**文本节选**:
------------------------------

POJ-2299 Ultra-QuickSort (树状数组,离散化,C++)
Problem Description
In this problem, you have to analyze a particular sorting algorithm. The algorithm processes a sequence of n distinct integers by swapping two adjacent sequence elements until the sequence is sorted in ascending order. For the input sequence Ultra-QuickSort produces the output
Your task is to determine how many swap operations Ultra-QuickSort needs to perform in order to sort a given input sequence.
Input
The input contains several test cases. Every test case begins with a line that contains a single integer n < 500,000 -- the length of the input sequence. Each of the the following n lines contains a single integer 0 ≤ a[i] ≤ 999,999,999, the i-th input sequence element. Input is terminated by a sequence of length n = 0. This sequence must not be processed.
Output
For every input sequence, your program prints a single line containing an integer number op, the minimum number of swap operations necessary to sort the given input sequence.
Sample Input
5
9
1
0
5
4
3
1
2
3
0
Sample Output
6
0
很有意思的一道题,首先看图片就像一个通马桶的工具。
这里只提及树状数组。
这道题考的考点是数据的处理,逆序数。
所以思路来了,逆序数不就比大小吗,直接就标上序号,来一个排序加上数据处理,OK!
数据处理的方法网上一般称之为离散化,我对离散化的理解就是简化问题,使一个连续(不可解)的问题变得离散(可解)。
本题考的就是数据,直接加和会爆炸。于是用123......n,表示这些数的价值就变得可解,这个过程算是离散化。

------------------------------

**所给记录**:

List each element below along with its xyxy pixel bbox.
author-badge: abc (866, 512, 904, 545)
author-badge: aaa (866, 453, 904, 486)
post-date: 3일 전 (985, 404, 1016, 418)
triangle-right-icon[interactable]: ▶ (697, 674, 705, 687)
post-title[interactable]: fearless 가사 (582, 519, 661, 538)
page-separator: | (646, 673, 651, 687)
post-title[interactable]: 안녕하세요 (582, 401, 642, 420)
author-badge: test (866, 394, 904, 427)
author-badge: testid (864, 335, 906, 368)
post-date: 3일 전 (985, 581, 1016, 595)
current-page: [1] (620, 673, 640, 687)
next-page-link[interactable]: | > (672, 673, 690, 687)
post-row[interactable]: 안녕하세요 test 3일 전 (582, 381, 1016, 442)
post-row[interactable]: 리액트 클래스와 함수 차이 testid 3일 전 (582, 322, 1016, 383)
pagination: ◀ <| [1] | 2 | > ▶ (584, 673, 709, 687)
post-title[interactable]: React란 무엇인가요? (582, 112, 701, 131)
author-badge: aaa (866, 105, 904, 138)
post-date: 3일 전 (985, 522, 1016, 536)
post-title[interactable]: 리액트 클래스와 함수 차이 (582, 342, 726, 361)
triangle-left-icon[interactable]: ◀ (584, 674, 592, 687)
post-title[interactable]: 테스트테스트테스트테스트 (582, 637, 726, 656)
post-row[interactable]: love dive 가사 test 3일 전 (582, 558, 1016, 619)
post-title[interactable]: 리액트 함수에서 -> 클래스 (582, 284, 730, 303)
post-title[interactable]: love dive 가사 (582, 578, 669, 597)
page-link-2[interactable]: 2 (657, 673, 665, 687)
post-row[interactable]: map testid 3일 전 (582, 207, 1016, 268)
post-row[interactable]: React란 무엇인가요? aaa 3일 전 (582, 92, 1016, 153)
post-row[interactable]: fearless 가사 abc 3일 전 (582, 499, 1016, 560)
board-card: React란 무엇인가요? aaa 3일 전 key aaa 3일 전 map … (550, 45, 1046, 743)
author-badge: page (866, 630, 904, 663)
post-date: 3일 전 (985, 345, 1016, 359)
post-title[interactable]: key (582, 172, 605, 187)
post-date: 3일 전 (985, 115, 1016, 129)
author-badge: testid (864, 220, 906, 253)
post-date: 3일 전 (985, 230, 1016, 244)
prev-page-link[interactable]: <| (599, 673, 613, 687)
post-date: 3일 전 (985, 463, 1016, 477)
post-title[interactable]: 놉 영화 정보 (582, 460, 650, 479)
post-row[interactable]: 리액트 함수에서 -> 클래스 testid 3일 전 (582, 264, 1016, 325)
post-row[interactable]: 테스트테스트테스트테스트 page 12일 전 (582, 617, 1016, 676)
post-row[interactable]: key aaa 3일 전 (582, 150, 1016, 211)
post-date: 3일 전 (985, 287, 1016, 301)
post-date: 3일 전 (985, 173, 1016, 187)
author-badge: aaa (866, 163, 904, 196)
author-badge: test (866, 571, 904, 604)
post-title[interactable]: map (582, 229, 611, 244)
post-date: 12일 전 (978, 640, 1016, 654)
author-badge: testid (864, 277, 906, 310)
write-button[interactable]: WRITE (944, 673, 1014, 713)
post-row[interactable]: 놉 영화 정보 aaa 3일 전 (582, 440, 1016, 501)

------------------------------

**书面任务**: 续写这篇讲解 POJ-2299 Ultra-QuickSort 的题解,从其末句之后接着写下去。

**练习结果**:
#include<iostream>
#include<cstdio>
#include<algorithm>
#include<cstring>
using namespace std;
#define MAX 500050
typedef long long ll;
int a[MAX];
int c[MAX];
struct node
{
int num;
ll v;
bool operator < (const node &b ) const //重载一下运算符,这里的const可加可不加,对于不同编译器是有区别的
{
return v<b.v;
}
}b[MAX];
int lowbit(int i)
{
return i&(-i);
}
void add(int x,int v)
{
while(x<=MAX)
{
c[x]+=v;
x+=lowbit(x);
}
}
int sum(int x)
{
int res=0;
while(x>0)
{
res+=c[x];
x-=lowbit(x);
}
return res;
}
int main()
{
int n;
while(scanf("%d",&n),n)
{
for(int i=1;i<=n;i++)
{
scanf("%d",&b[i].v);
b[i].num=i;
}
sort(b+1,b+n+1); //值排序
memset(a,0,sizeof(a));
a[b[1].num]=1; //对于最小值当然标最小啦
ll ans=0;
for(int i=2;i<=n;i++)
{
if(b[i].v==b[i-1].v)
a[b[i].num]=a[b[i-1].num];
else
a[b[i].num]=i; // 记录前面比他小的数。
}
memset(c,0,sizeof(c));
for(int i=1;i<=n;i++)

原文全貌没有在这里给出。